• Task requirements:
Going through the material below, please gather all lines with the word "frequency" in them.

• Data to use:
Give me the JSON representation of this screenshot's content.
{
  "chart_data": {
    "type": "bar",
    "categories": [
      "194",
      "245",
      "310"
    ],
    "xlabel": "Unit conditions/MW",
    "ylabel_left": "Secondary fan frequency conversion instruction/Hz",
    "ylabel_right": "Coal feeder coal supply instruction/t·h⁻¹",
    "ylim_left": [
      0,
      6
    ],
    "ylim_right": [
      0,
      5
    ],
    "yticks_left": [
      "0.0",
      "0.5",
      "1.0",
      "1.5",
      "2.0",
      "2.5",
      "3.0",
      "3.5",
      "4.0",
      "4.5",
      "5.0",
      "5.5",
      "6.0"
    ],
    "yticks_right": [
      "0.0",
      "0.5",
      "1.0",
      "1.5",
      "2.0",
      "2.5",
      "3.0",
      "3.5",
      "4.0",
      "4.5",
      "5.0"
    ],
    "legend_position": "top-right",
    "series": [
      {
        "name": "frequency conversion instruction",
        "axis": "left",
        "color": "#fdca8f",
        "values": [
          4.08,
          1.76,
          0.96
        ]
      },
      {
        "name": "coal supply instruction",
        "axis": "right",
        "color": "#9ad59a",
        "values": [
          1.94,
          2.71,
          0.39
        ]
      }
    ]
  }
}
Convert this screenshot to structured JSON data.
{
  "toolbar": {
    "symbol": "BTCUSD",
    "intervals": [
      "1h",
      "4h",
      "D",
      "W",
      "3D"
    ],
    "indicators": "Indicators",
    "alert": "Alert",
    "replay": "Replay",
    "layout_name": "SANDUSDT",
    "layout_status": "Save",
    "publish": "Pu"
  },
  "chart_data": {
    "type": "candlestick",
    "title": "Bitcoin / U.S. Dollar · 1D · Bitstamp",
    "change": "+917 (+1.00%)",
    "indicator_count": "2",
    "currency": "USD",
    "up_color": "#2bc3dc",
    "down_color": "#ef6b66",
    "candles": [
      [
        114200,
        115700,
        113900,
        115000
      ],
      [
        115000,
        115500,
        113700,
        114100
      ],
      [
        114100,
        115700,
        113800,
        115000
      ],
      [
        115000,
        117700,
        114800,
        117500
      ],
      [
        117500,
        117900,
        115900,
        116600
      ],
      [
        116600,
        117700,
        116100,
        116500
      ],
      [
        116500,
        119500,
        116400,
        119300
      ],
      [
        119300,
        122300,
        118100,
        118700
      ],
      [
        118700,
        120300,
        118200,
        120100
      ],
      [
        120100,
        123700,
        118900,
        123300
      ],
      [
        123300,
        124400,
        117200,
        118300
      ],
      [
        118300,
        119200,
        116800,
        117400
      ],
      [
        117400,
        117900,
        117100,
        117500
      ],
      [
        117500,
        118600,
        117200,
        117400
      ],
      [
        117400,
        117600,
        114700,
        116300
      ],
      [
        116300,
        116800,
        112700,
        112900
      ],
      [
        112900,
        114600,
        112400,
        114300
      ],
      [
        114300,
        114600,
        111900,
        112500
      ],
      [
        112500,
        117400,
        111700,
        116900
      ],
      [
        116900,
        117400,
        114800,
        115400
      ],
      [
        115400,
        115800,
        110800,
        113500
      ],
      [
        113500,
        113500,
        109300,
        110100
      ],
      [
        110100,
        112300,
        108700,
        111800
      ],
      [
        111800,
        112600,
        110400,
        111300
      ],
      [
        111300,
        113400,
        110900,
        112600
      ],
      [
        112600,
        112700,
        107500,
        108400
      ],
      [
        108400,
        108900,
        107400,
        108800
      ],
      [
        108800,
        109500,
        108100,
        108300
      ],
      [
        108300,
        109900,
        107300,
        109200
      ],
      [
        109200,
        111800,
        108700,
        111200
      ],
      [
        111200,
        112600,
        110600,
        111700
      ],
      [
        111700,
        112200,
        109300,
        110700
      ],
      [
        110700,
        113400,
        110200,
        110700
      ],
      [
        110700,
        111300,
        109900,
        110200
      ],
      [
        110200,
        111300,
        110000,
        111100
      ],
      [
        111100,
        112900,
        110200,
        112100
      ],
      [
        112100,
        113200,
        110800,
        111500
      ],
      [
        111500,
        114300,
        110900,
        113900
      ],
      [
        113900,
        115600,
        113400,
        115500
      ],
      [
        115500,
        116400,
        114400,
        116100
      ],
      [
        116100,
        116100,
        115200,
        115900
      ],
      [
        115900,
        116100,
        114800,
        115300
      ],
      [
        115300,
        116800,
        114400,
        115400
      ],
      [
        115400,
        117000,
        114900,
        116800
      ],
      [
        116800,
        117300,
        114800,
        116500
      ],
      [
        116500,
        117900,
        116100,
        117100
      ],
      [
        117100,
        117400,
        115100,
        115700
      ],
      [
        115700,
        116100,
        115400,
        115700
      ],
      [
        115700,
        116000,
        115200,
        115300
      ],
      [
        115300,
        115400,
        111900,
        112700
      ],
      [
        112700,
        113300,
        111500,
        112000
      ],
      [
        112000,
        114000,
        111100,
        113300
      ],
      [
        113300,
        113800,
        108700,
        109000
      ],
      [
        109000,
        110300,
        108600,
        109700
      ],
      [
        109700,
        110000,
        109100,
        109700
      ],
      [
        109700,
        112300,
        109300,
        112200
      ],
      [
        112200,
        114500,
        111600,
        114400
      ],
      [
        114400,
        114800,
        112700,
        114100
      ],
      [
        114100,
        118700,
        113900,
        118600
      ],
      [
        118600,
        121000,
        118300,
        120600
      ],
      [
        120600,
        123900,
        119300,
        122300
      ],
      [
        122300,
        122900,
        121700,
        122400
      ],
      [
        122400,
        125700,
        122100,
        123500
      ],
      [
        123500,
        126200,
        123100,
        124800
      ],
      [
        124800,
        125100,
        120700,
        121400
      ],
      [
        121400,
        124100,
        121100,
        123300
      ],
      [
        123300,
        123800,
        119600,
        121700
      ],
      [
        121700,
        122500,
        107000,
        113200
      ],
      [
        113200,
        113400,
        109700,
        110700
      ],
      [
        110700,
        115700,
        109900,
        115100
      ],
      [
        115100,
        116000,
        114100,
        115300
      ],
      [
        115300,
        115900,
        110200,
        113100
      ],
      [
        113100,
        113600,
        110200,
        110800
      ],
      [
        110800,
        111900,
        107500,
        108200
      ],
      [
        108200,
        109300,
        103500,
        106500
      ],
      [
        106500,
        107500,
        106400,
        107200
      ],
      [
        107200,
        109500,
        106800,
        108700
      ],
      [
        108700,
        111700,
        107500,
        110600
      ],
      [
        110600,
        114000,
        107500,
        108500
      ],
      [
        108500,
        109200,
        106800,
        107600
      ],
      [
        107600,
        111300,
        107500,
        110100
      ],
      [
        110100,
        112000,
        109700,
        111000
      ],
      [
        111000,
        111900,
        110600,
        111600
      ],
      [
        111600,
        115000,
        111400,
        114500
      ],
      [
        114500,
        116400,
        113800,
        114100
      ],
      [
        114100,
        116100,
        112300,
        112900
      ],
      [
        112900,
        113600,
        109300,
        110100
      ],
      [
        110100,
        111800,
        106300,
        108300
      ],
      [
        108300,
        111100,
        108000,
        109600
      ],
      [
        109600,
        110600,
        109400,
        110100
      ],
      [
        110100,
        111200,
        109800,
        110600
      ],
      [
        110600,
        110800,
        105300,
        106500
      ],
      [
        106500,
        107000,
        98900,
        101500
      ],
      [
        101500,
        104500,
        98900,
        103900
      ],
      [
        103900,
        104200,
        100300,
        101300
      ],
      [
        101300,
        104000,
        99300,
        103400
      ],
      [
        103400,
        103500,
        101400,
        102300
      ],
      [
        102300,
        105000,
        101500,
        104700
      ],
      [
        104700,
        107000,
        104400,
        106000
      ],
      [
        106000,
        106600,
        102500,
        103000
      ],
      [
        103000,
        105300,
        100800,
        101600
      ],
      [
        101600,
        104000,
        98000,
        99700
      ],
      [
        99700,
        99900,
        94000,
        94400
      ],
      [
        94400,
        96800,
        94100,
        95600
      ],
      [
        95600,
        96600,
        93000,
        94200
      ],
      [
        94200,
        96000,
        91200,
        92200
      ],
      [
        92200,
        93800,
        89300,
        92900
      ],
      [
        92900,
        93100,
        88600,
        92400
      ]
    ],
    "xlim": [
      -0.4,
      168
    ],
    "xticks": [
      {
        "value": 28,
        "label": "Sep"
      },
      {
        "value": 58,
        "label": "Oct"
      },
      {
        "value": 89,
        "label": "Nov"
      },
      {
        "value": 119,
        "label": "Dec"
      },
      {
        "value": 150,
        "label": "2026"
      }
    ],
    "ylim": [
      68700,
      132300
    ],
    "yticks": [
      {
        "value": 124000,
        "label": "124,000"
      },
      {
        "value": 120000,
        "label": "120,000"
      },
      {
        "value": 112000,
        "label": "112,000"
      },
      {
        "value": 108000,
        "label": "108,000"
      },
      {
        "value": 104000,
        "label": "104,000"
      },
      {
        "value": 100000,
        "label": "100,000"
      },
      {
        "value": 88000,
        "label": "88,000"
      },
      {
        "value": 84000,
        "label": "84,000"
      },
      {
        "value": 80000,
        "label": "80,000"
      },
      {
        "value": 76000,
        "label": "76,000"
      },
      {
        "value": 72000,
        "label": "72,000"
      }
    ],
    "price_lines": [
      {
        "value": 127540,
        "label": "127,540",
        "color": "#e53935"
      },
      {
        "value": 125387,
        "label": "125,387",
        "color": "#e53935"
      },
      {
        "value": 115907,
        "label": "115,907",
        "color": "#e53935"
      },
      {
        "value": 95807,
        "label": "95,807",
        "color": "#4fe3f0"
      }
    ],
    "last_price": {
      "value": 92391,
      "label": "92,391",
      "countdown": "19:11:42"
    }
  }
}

• Written answer:
    "ylabel_left": "Secondary fan frequency conversion instruction/Hz",
        "name": "frequency conversion instruction",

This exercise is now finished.